§ CHALLENGE A: According to the Bajaur battle article, which force is leading the fighting in Bajaur?
§ CHALLENGE B: Extend the article on the Bajaur offensive with the next few paragraphs, starting after its final sentence.

### TEXT PASSAGE ###

Battle of Bajaur a crucial test for Pakistan

TANG KHATA A massive battle with Islamist militants in an obscure Pakistani tribal region is proving to be pivotal to the countrys fight against Al-Qaeda and the Taliban, AFP reports.

The six-week army operation in the remote region of Bajaur on the Afghan border is suspected to have sparked furious extremists into bombing the Marriott Hotel in Islamabad just over a week ago, army officials say.

The military says Bajaur is where it faces the stiffest resistance since joining the US-led “war on terror” in 2001.

Troops backed by helicopter gunships and fighter jets have struggled to push forward in the face of bunkers, tunnel networks and organised defences constructed by extremists.

Several blown-up Pakistani tanks littered the roads during a recent trip for journalists arranged by the military. US-built Cobra gunships could be seen pounding insurgent positions with cannon.

“This is at the centre,” said Major General Tariq Khan, head of the paramilitary Frontier Corps force, which is leading the fighting.

The operation should be completed in another month and a half, Khan told reporters, but added “If we do not take any action it will become an independent agency spreading out terror in all directions.”The nuclear-armed nations new civilian government launched the Bajaur offensive in August, largely in response to US pressure to stop militants attacking foreign troops in Afghanistan.

The Pakistani military says that since then 1,000 extremists have been killed, including Al-Qaedas operational commander in Bajaur, Egyptian Abu Saeed Al-Masri. At least 27 troops have also died.

Pakistani security officials say it is the first time they have gone “full steam” since then-President Pervez Musharraf pushed troops into South Waziristan, the most southerly of the seven semi-autonomous tribal zones, in 2003 to tackle militants who fled the 2001 US-led invasion of Afghanistan.

Operations there and in North Waziristan ended in controversial peace deals with militants that angered Washington and allowed the rebels to regroup, increasingly in Bajaur.

There, followers of Osama bin Ladens deputy, Ayman al-Zawahiri, who escaped an air strike in Bajaur in 2006, joined forces with the Tehreek-e-Taliban Pakistan group of South Waziristan-based Baitullah Mehsud, officials say.

The former government blamed Mehsud for the December 2007 assassination of former premier Benazir Bhutto, wife of current President Asif Ali Zardari.

### DATA EXCERPTS ###

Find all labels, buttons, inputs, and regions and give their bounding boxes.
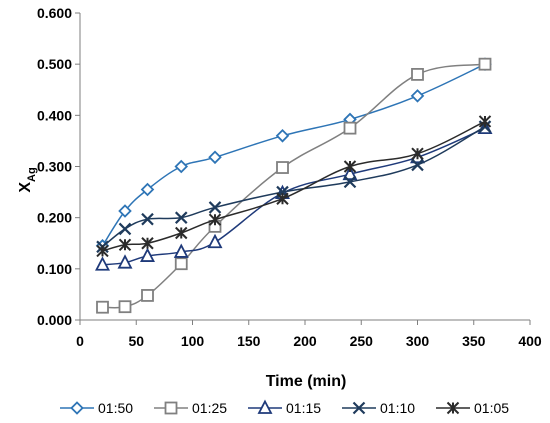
- x-tick-label: 400: [518, 333, 542, 349]
- data-point: [141, 212, 154, 226]
- y-tick-label: 0.600: [37, 5, 72, 21]
- data-point: [174, 211, 188, 224]
- legend-item: 01:10: [342, 400, 415, 416]
- data-point: [118, 238, 132, 251]
- x-axis-title: Time (min): [266, 373, 347, 390]
- series-01-50: [95, 57, 492, 253]
- data-point: [410, 89, 425, 103]
- y-axis-title: XAg: [17, 167, 38, 192]
- data-point: [95, 256, 110, 271]
- data-point: [208, 201, 222, 214]
- data-point: [174, 159, 189, 174]
- data-point: [478, 57, 492, 71]
- legend-marker: [446, 401, 460, 415]
- legend-item: 01:05: [436, 400, 509, 416]
- legend-label: 01:10: [380, 400, 415, 416]
- x-tick-label: 300: [406, 333, 430, 349]
- y-tick-label: 0.500: [37, 56, 72, 72]
- data-point: [141, 289, 154, 302]
- data-point: [175, 226, 188, 240]
- data-point: [173, 243, 189, 258]
- data-point: [118, 300, 132, 314]
- series-line: [101, 63, 486, 247]
- data-point: [118, 222, 132, 236]
- x-tick-label: 50: [128, 333, 144, 349]
- y-tick-label: 0.400: [37, 107, 72, 123]
- legend-item: 01:25: [154, 400, 227, 416]
- legend-label: 01:15: [286, 400, 321, 416]
- series-line: [102, 125, 486, 248]
- data-point: [118, 204, 132, 218]
- legend-marker: [257, 399, 273, 414]
- legend-marker: [164, 401, 178, 415]
- x-tick-label: 100: [181, 333, 205, 349]
- x-tick-label: 150: [237, 333, 261, 349]
- data-point: [275, 129, 290, 143]
- data-point: [411, 68, 424, 81]
- series-01-10: [96, 120, 492, 254]
- y-tick-label: 0.100: [37, 261, 72, 277]
- data-point: [96, 244, 109, 258]
- series-01-05: [96, 115, 492, 258]
- plot-area: 0.000 0.100 0.200 0.300 0.400 0.500 0.600 0 50 10…: [37, 5, 542, 349]
- data-point: [411, 147, 424, 160]
- legend-label: 01:05: [474, 400, 509, 416]
- data-point: [96, 300, 109, 314]
- data-point: [343, 121, 357, 135]
- x-tick-label: 350: [462, 333, 486, 349]
- data-point: [207, 233, 223, 249]
- series-line: [102, 63, 486, 309]
- x-tick-label: 250: [350, 333, 374, 349]
- y-tick-label: 0.300: [37, 159, 72, 175]
- data-point: [276, 192, 289, 205]
- data-point: [141, 237, 154, 250]
- y-axis-title-main: X: [17, 182, 34, 193]
- x-tick-label: 0: [76, 333, 84, 349]
- legend-item: 01:15: [248, 399, 321, 416]
- legend: 01:50 01:25 01:15 01:10 01:05: [60, 399, 509, 416]
- series-line: [102, 127, 486, 266]
- series-line: [102, 120, 486, 252]
- data-point: [343, 160, 357, 173]
- data-point: [343, 175, 357, 189]
- data-point: [478, 115, 492, 128]
- legend-label: 01:25: [192, 400, 227, 416]
- data-point: [208, 213, 222, 226]
- data-point: [411, 158, 424, 172]
- y-axis-title-subscript: Ag: [26, 167, 38, 182]
- data-point: [276, 161, 289, 174]
- legend-item: 01:50: [60, 400, 133, 416]
- series-01-15: [95, 119, 493, 271]
- y-tick-label: 0.000: [37, 312, 72, 328]
- data-point: [174, 257, 188, 271]
- y-tick-label: 0.200: [37, 210, 72, 226]
- data-point: [342, 165, 358, 181]
- data-point: [208, 150, 222, 165]
- series-01-25: [96, 57, 492, 314]
- x-tick-label: 200: [293, 333, 317, 349]
- data-point: [117, 254, 133, 269]
- legend-marker: [70, 401, 84, 415]
- legend-marker: [352, 401, 366, 415]
- data-point: [140, 182, 155, 197]
- legend-label: 01:50: [98, 400, 133, 416]
- data-point: [140, 247, 155, 262]
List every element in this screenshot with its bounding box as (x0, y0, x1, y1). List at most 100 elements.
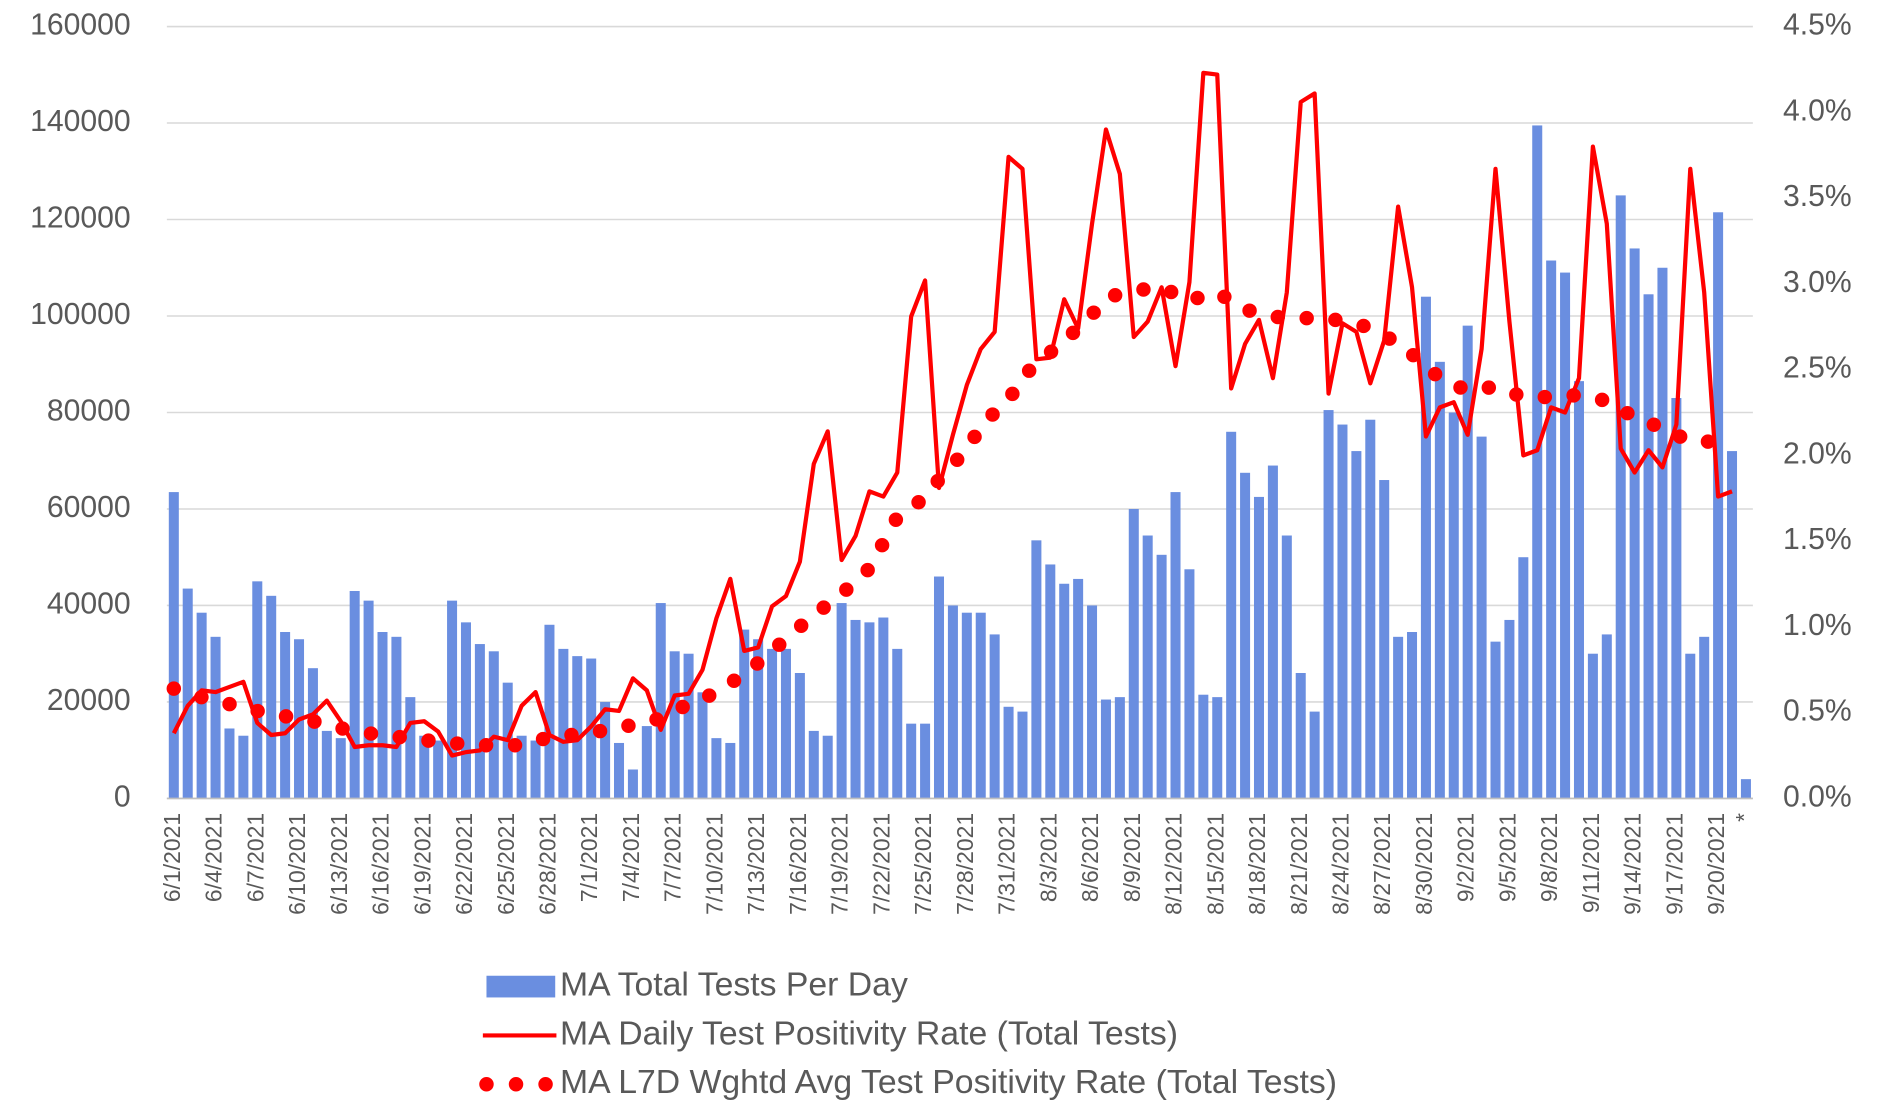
bar (864, 622, 875, 799)
x-tick-label: 7/16/2021 (785, 813, 811, 915)
x-tick-label: 8/27/2021 (1369, 813, 1395, 915)
bar (447, 600, 458, 799)
bar (1184, 569, 1195, 799)
bar (1699, 636, 1710, 799)
bar (836, 603, 847, 799)
bar (1587, 653, 1598, 799)
bar (544, 624, 555, 799)
bar (683, 653, 694, 799)
bar (1476, 436, 1487, 799)
x-tick-label: 8/3/2021 (1035, 813, 1061, 902)
bar (822, 735, 833, 799)
bar (1393, 636, 1404, 799)
bar (1031, 540, 1042, 799)
bar (1253, 496, 1264, 799)
y2-tick-label: 0.5% (1783, 695, 1852, 728)
bar (600, 701, 611, 799)
bar (947, 605, 958, 799)
y-tick-label: 120000 (30, 201, 131, 234)
bar (1379, 480, 1390, 799)
bar (906, 723, 917, 799)
bar (572, 656, 583, 799)
bar (655, 603, 666, 799)
bar (252, 581, 263, 799)
bar (405, 697, 416, 799)
bar (1156, 554, 1167, 799)
x-tick-label: 7/19/2021 (827, 813, 853, 915)
bar (1434, 361, 1445, 799)
x-tick-label: 9/5/2021 (1494, 813, 1520, 902)
x-tick-label: 7/10/2021 (701, 813, 727, 915)
bar (182, 588, 193, 799)
x-tick-label: 6/7/2021 (242, 813, 268, 902)
y2-tick-label: 2.5% (1783, 352, 1852, 385)
x-tick-label: 9/8/2021 (1536, 813, 1562, 902)
bar (1365, 419, 1376, 799)
bar (210, 636, 221, 799)
bar (1407, 632, 1418, 799)
bar (975, 612, 986, 799)
legend-label: MA Daily Test Positivity Rate (Total Tes… (560, 1014, 1178, 1052)
x-tick-label: 9/20/2021 (1703, 813, 1729, 915)
y-tick-label: 0 (114, 780, 131, 813)
bar (711, 738, 722, 799)
bar (1337, 424, 1348, 799)
x-tick-label: 8/15/2021 (1202, 813, 1228, 915)
bar (808, 730, 819, 799)
bar (1073, 578, 1084, 799)
bar (1518, 557, 1529, 799)
legend-swatch (486, 975, 556, 998)
legend-label: MA Total Tests Per Day (560, 966, 908, 1004)
x-tick-label: 9/17/2021 (1661, 813, 1687, 915)
y2-tick-label: 3.5% (1783, 180, 1852, 213)
x-tick-label: 8/18/2021 (1244, 813, 1270, 915)
x-tick-label: 8/9/2021 (1119, 813, 1145, 902)
bar (1420, 296, 1431, 799)
y2-tick-label: 0.0% (1783, 780, 1852, 813)
x-tick-label: 7/4/2021 (618, 813, 644, 902)
bar (1448, 412, 1459, 799)
y-tick-label: 100000 (30, 298, 131, 331)
bar (1504, 619, 1515, 799)
bar (433, 740, 444, 799)
bar (321, 730, 332, 799)
bar (1281, 535, 1292, 799)
line (166, 279, 1726, 753)
bar (168, 492, 179, 799)
bar (1685, 653, 1696, 799)
bar (196, 612, 207, 799)
y-tick-label: 20000 (47, 684, 131, 717)
bar (474, 644, 485, 799)
bar (1170, 492, 1181, 799)
bar (1573, 381, 1584, 799)
legend: MA Total Tests Per Day MA Daily Test Posi… (479, 966, 1337, 1101)
y-tick-label: 160000 (30, 9, 131, 42)
bar (558, 648, 569, 799)
y2-tick-label: 1.0% (1783, 609, 1852, 642)
x-tick-label: 6/16/2021 (368, 813, 394, 915)
bar (1114, 697, 1125, 799)
bar (516, 735, 527, 799)
y-tick-label: 60000 (47, 491, 131, 524)
x-tick-label: 6/28/2021 (534, 813, 560, 915)
x-tick-label: 7/13/2021 (743, 813, 769, 915)
bar (1017, 711, 1028, 799)
bar (933, 576, 945, 799)
x-tick-label: 6/25/2021 (493, 813, 519, 915)
bar (1629, 248, 1640, 799)
bar (1351, 451, 1362, 799)
bar (1657, 267, 1668, 799)
bar (307, 668, 318, 799)
x-tick-label: 9/11/2021 (1578, 813, 1604, 913)
x-tick-label: 7/25/2021 (910, 813, 936, 915)
x-tick-label: 7/22/2021 (868, 813, 894, 915)
bar (530, 740, 541, 799)
y2-tick-label: 4.5% (1783, 9, 1852, 42)
x-tick-label: 6/13/2021 (326, 813, 352, 915)
x-tick-label: 7/31/2021 (994, 813, 1020, 915)
y2-tick-label: 4.0% (1783, 94, 1852, 127)
bar (669, 651, 680, 799)
legend-label: MA L7D Wghtd Avg Test Positivity Rate (T… (560, 1063, 1337, 1101)
bar (697, 692, 708, 799)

###

§ WRITTEN RESPONSE A: The paramilitary Frontier Corps, headed by Major General Tariq Khan.

§ WRITTEN RESPONSE B:
But the cost has been high in Bajaur.

“Pakistans army has never faced this level of resistance since it launched operations in the tribal areas (in 2003),” a senior military official told AFP on condition of anonymity.

“Every day fighter jets are used, every day Cobras are used, yet we cannot break their strongholds.” Dozens of civilians have died in the fighting, while about a third of Bajaurs population of one million has been displaced.

In the abandoned village of Tang Khata, where troops drove out insurgents blocking the road to Bajaurs main city of Khar, reporters saw gutted houses filled with debris and dried cornfields left unharvested.

Meanwhile analysts say the militants have also appeared to spread the violence back into “mainland Pakistan” with the suicide truck bomb attack on the Islamabad Marriott, which left at least 60 people dead.

The rebels cannot afford to lose Bajaurs strategic location.

To the east is the restive former tourist region of Swat, and trouble is flaring south, through Mohmand tribal area, into the major city of Peshawar.
On the Afghan side is a long frontier with the Taliban hotspot of Kunar province.

US Defence Secretary Robert Gates said earlier this month that Washington was “encouraged” by the Bajaur operation, but US military incursions into Pakistan have in fact increased since it began.

Pakistani military chief General Ashfaq Kayani urged US counterpart Admiral Mike Mullen to show “patience” with his strategy of tackling Bajaur-based militants who are hitting targets in Pakistan.

After that the focus will be on Waziristan for the main anti-US extremists, officials said.